(Aim):
Gather every line below where "Fiesta" appears.
** START Data shown **
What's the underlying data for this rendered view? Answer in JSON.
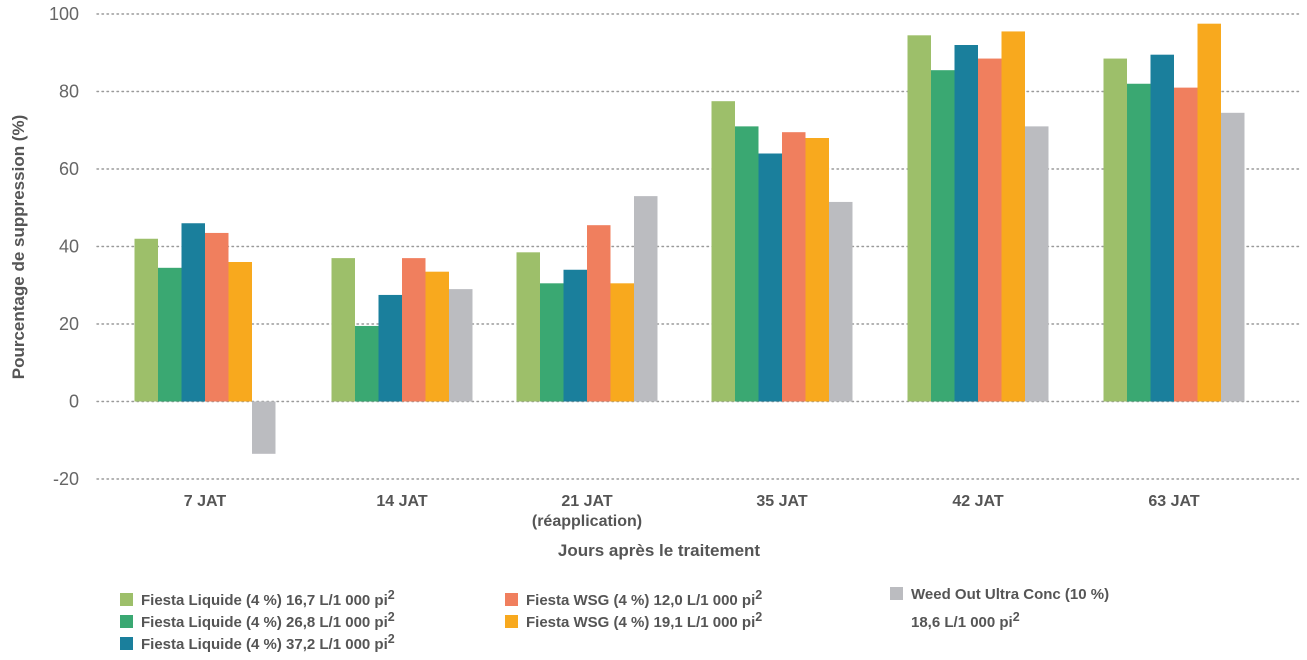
{
  "chart_data": {
    "type": "bar",
    "title": "",
    "xlabel": "Jours après le traitement",
    "ylabel": "Pourcentage de suppression  (%)",
    "ylim": [
      -20,
      100
    ],
    "yticks": [
      -20,
      0,
      20,
      40,
      60,
      80,
      100
    ],
    "grid": true,
    "legend_position": "bottom",
    "categories": [
      [
        "7 JAT"
      ],
      [
        "14 JAT"
      ],
      [
        "21 JAT",
        "(réapplication)"
      ],
      [
        "35 JAT"
      ],
      [
        "42 JAT"
      ],
      [
        "63 JAT"
      ]
    ],
    "series": [
      {
        "name": "Fiesta Liquide (4 %) 16,7 L/1 000 pi",
        "sup": "2",
        "color": "#9dbf6a",
        "values": [
          42,
          37,
          38.5,
          77.5,
          94.5,
          88.5
        ]
      },
      {
        "name": "Fiesta Liquide (4 %) 26,8 L/1 000 pi",
        "sup": "2",
        "color": "#3aa872",
        "values": [
          34.5,
          19.5,
          30.5,
          71,
          85.5,
          82
        ]
      },
      {
        "name": "Fiesta Liquide (4 %) 37,2 L/1 000 pi",
        "sup": "2",
        "color": "#1a7f9c",
        "values": [
          46,
          27.5,
          34,
          64,
          92,
          89.5
        ]
      },
      {
        "name": "Fiesta WSG (4 %) 12,0 L/1 000 pi",
        "sup": "2",
        "color": "#f07f5e",
        "values": [
          43.5,
          37,
          45.5,
          69.5,
          88.5,
          81
        ]
      },
      {
        "name": "Fiesta WSG (4 %) 19,1 L/1 000 pi",
        "sup": "2",
        "color": "#f8a91e",
        "values": [
          36,
          33.5,
          30.5,
          68,
          95.5,
          97.5
        ]
      },
      {
        "name": "Weed Out Ultra Conc (10 %)",
        "name_line2": "18,6 L/1 000 pi",
        "sup": "2",
        "color": "#bbbcc0",
        "values": [
          -13.5,
          29,
          53,
          51.5,
          71,
          74.5
        ]
      }
    ]
  }
}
** END Data shown **
(Problem solution):
        "name": "Fiesta Liquide (4 %) 16,7 L/1 000 pi",
        "name": "Fiesta Liquide (4 %) 26,8 L/1 000 pi",
        "name": "Fiesta Liquide (4 %) 37,2 L/1 000 pi",
        "name": "Fiesta WSG (4 %) 12,0 L/1 000 pi",
        "name": "Fiesta WSG (4 %) 19,1 L/1 000 pi",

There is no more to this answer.